Elizabeth is a disused train station in Elizabeth, New Jersey. It was built by the Central Railroad of New Jersey (CNJ) in 1893. It is adjacent to NJ Transit's Elizabeth station on the Northeast Corridor. That station was built and owned by the Pennsylvania Railroad; in the era of private operation passengers could transfer between the two. The CNJ right-of-way in Elizabeth is unused, and passenger trains which served the former CNJ mainline (NJT's Raritan Valley Line service) bypass Elizabeth via the Aldene Connection on their way to Newark Penn Station. The station has been renovated and used as commercial space.

Major named trains
The station was on CNJ's main line and was also utilized by B&O and Reading Railway trains which terminated at CNJ's Jersey City terminal, where ferry service to New York was available.

DATA EXTRACT:
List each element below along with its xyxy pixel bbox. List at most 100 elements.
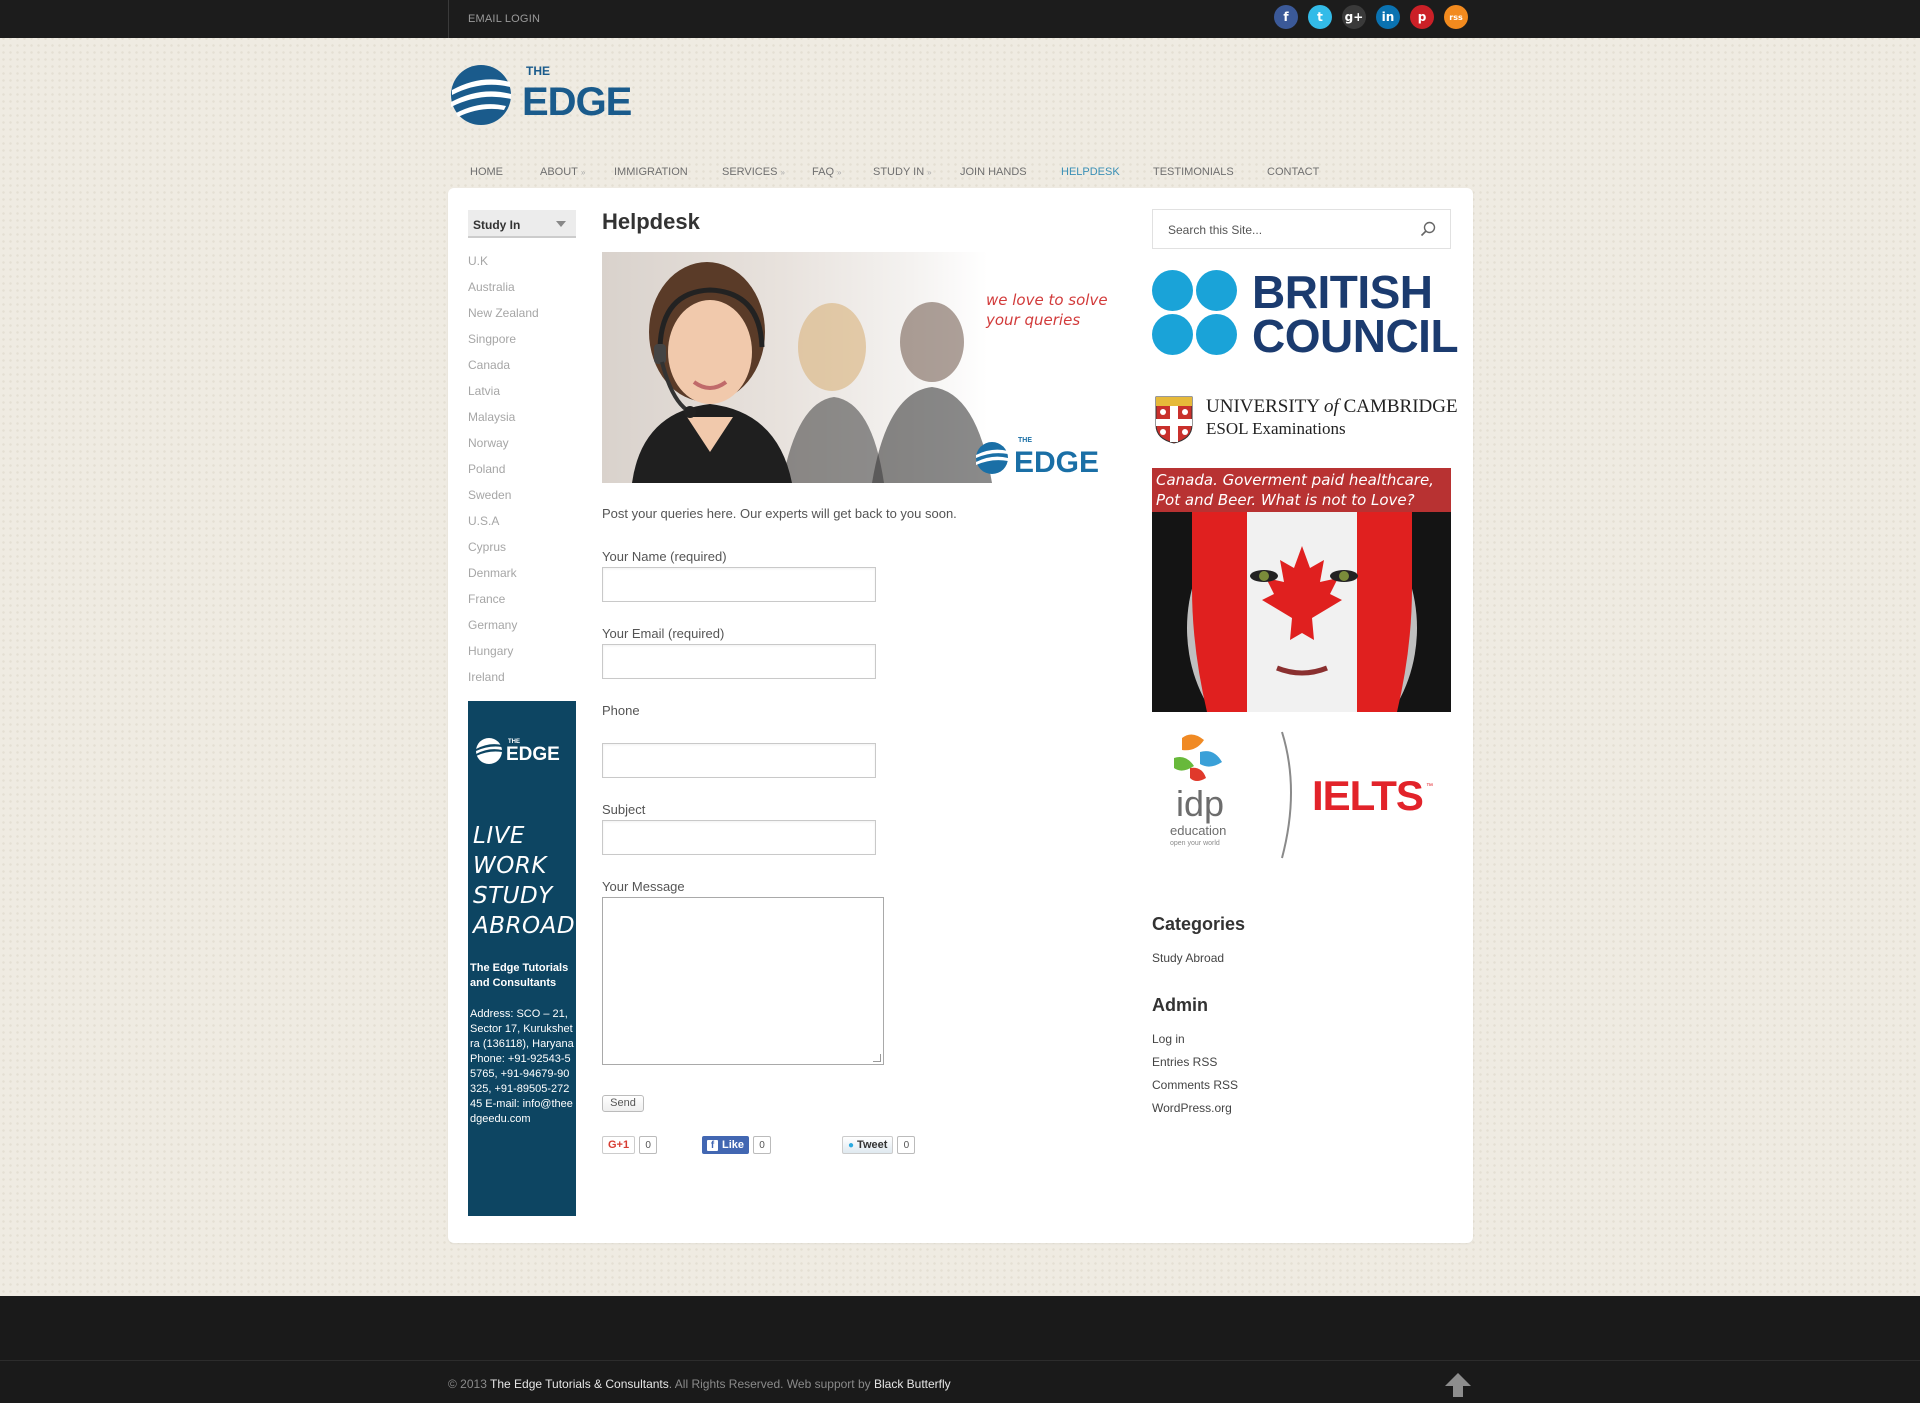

PARTS OF THE EXERCISE:
a – According to the Elizabeth train station text, which railroad built the station, and in what year?
b – Resume the Elizabeth train station text after its final sentence and continue writing it.
The lines are separate material and have no connection to the text about the Elizabeth train station.

OUTPUTS IN ORDER:
a – The Central Railroad of New Jersey built it in 1893.

b –
Baltimore and Ohio (routes west beyond Washington, DC):
Capitol Limited, Cincinnatian, Columbian, Metropolitan Special, National Limited and others
Central Railroad of New Jersey & Reading Railway (route to Bethlehem, Allentown, Reading and Harrisburg):
Harrisburg Special and Queen of the Valley
Reading Railway (route to West Trenton and Philadelphia):
Crusader and Wall Street

Status 
The CNJ station suffered from a freight train wreck on November 4, 1972, when a boxcar derailed and pulled several other cars into the canopy. Although the buildings and freight cars were damaged, there were no injuries. The station has been listed in the New Jersey Register of Historic Places and National Register of Historic Places since 1984 and is part of the Operating Passenger Railroad Stations Thematic Resource.

There are plans to redesign the public space and create a transit plaza between the CNJ and NJT stations.  Funding was approved in 2018.

The proposed Union County Light Rail, which would have connected midtown Elizabeth with Newark Airport, would have had its western terminus at this station. The station for this line would have been referred to as Midtown to distinguish from the other stations in Elizabeth on this line. The plan has been replaced by the Union go bus expressway, a proposed bus rapid transit system between Garwood and the airport.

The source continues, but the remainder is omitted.